=== INPUT FOR THIS TASK ===

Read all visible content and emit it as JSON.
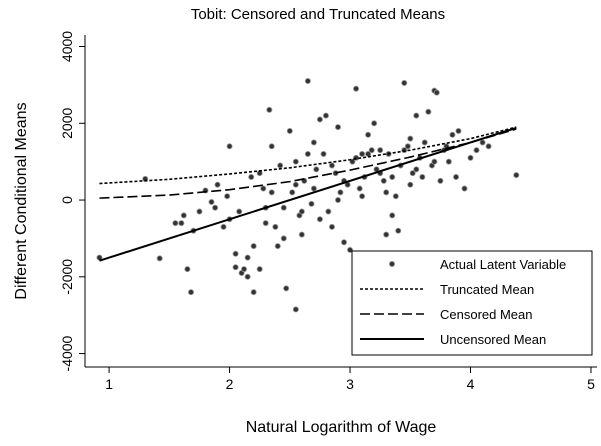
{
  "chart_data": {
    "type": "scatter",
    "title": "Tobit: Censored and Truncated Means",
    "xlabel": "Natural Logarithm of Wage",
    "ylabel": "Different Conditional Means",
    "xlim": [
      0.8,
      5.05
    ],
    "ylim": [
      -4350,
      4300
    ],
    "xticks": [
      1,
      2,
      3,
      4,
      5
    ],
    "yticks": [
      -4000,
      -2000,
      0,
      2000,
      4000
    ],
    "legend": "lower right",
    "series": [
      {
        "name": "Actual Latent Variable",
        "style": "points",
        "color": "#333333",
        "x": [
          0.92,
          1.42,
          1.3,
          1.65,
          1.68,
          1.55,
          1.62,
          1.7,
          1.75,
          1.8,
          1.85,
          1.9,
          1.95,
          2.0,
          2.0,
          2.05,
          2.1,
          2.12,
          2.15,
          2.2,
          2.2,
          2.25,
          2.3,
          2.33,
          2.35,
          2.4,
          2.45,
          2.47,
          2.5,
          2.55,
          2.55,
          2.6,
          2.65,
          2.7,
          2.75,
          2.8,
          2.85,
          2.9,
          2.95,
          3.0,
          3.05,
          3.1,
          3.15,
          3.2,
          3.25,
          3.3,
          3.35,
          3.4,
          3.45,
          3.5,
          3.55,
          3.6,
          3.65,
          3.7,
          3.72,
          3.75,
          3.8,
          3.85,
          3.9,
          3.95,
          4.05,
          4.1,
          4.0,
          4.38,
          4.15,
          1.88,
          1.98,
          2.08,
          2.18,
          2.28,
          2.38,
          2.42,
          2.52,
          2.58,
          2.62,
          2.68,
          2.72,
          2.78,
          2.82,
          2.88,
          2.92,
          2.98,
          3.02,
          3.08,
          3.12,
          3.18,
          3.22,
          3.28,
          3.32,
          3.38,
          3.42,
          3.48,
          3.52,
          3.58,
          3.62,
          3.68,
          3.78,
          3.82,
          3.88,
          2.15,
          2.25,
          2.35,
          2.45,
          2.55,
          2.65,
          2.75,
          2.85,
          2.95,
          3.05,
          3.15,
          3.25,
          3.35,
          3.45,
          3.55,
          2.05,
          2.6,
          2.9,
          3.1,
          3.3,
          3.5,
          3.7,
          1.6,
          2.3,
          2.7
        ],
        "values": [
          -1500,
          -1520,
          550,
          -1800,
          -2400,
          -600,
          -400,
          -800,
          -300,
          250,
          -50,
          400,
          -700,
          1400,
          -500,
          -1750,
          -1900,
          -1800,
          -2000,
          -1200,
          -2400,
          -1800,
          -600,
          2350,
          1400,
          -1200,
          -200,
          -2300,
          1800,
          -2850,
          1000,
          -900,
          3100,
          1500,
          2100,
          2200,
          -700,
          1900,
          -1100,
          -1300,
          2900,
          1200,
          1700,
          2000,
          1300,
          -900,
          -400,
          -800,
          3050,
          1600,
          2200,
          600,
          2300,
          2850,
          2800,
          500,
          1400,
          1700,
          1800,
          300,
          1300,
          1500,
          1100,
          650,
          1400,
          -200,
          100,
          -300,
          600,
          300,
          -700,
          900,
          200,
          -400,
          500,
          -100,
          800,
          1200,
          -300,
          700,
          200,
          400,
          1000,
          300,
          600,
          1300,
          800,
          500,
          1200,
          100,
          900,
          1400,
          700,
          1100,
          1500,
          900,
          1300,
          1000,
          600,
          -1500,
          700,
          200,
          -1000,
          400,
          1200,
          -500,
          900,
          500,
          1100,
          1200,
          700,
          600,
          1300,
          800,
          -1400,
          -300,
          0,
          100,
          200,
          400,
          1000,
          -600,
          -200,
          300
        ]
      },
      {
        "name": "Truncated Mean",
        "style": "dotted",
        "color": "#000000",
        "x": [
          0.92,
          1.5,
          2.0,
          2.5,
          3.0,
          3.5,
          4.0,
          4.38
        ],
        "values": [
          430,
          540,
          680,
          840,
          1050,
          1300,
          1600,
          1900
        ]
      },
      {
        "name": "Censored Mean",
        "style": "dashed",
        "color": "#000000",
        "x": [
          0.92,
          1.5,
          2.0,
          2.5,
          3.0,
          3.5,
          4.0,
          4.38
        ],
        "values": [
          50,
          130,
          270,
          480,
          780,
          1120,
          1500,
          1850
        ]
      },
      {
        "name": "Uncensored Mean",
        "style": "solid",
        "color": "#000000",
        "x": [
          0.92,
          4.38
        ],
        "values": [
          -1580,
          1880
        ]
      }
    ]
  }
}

=== GIVEN INSTRUCTION ===
Restate the whole listing above exactly, please, omitting every image.

=== THE REPLY ===
Read all visible content and emit it as JSON.
{
  "chart_data": {
    "type": "scatter",
    "title": "Tobit: Censored and Truncated Means",
    "xlabel": "Natural Logarithm of Wage",
    "ylabel": "Different Conditional Means",
    "xlim": [
      0.8,
      5.05
    ],
    "ylim": [
      -4350,
      4300
    ],
    "xticks": [
      1,
      2,
      3,
      4,
      5
    ],
    "yticks": [
      -4000,
      -2000,
      0,
      2000,
      4000
    ],
    "legend": "lower right",
    "series": [
      {
        "name": "Actual Latent Variable",
        "style": "points",
        "color": "#333333",
        "x": [
          0.92,
          1.42,
          1.3,
          1.65,
          1.68,
          1.55,
          1.62,
          1.7,
          1.75,
          1.8,
          1.85,
          1.9,
          1.95,
          2.0,
          2.0,
          2.05,
          2.1,
          2.12,
          2.15,
          2.2,
          2.2,
          2.25,
          2.3,
          2.33,
          2.35,
          2.4,
          2.45,
          2.47,
          2.5,
          2.55,
          2.55,
          2.6,
          2.65,
          2.7,
          2.75,
          2.8,
          2.85,
          2.9,
          2.95,
          3.0,
          3.05,
          3.1,
          3.15,
          3.2,
          3.25,
          3.3,
          3.35,
          3.4,
          3.45,
          3.5,
          3.55,
          3.6,
          3.65,
          3.7,
          3.72,
          3.75,
          3.8,
          3.85,
          3.9,
          3.95,
          4.05,
          4.1,
          4.0,
          4.38,
          4.15,
          1.88,
          1.98,
          2.08,
          2.18,
          2.28,
          2.38,
          2.42,
          2.52,
          2.58,
          2.62,
          2.68,
          2.72,
          2.78,
          2.82,
          2.88,
          2.92,
          2.98,
          3.02,
          3.08,
          3.12,
          3.18,
          3.22,
          3.28,
          3.32,
          3.38,
          3.42,
          3.48,
          3.52,
          3.58,
          3.62,
          3.68,
          3.78,
          3.82,
          3.88,
          2.15,
          2.25,
          2.35,
          2.45,
          2.55,
          2.65,
          2.75,
          2.85,
          2.95,
          3.05,
          3.15,
          3.25,
          3.35,
          3.45,
          3.55,
          2.05,
          2.6,
          2.9,
          3.1,
          3.3,
          3.5,
          3.7,
          1.6,
          2.3,
          2.7
        ],
        "values": [
          -1500,
          -1520,
          550,
          -1800,
          -2400,
          -600,
          -400,
          -800,
          -300,
          250,
          -50,
          400,
          -700,
          1400,
          -500,
          -1750,
          -1900,
          -1800,
          -2000,
          -1200,
          -2400,
          -1800,
          -600,
          2350,
          1400,
          -1200,
          -200,
          -2300,
          1800,
          -2850,
          1000,
          -900,
          3100,
          1500,
          2100,
          2200,
          -700,
          1900,
          -1100,
          -1300,
          2900,
          1200,
          1700,
          2000,
          1300,
          -900,
          -400,
          -800,
          3050,
          1600,
          2200,
          600,
          2300,
          2850,
          2800,
          500,
          1400,
          1700,
          1800,
          300,
          1300,
          1500,
          1100,
          650,
          1400,
          -200,
          100,
          -300,
          600,
          300,
          -700,
          900,
          200,
          -400,
          500,
          -100,
          800,
          1200,
          -300,
          700,
          200,
          400,
          1000,
          300,
          600,
          1300,
          800,
          500,
          1200,
          100,
          900,
          1400,
          700,
          1100,
          1500,
          900,
          1300,
          1000,
          600,
          -1500,
          700,
          200,
          -1000,
          400,
          1200,
          -500,
          900,
          500,
          1100,
          1200,
          700,
          600,
          1300,
          800,
          -1400,
          -300,
          0,
          100,
          200,
          400,
          1000,
          -600,
          -200,
          300
        ]
      },
      {
        "name": "Truncated Mean",
        "style": "dotted",
        "color": "#000000",
        "x": [
          0.92,
          1.5,
          2.0,
          2.5,
          3.0,
          3.5,
          4.0,
          4.38
        ],
        "values": [
          430,
          540,
          680,
          840,
          1050,
          1300,
          1600,
          1900
        ]
      },
      {
        "name": "Censored Mean",
        "style": "dashed",
        "color": "#000000",
        "x": [
          0.92,
          1.5,
          2.0,
          2.5,
          3.0,
          3.5,
          4.0,
          4.38
        ],
        "values": [
          50,
          130,
          270,
          480,
          780,
          1120,
          1500,
          1850
        ]
      },
      {
        "name": "Uncensored Mean",
        "style": "solid",
        "color": "#000000",
        "x": [
          0.92,
          4.38
        ],
        "values": [
          -1580,
          1880
        ]
      }
    ]
  }
}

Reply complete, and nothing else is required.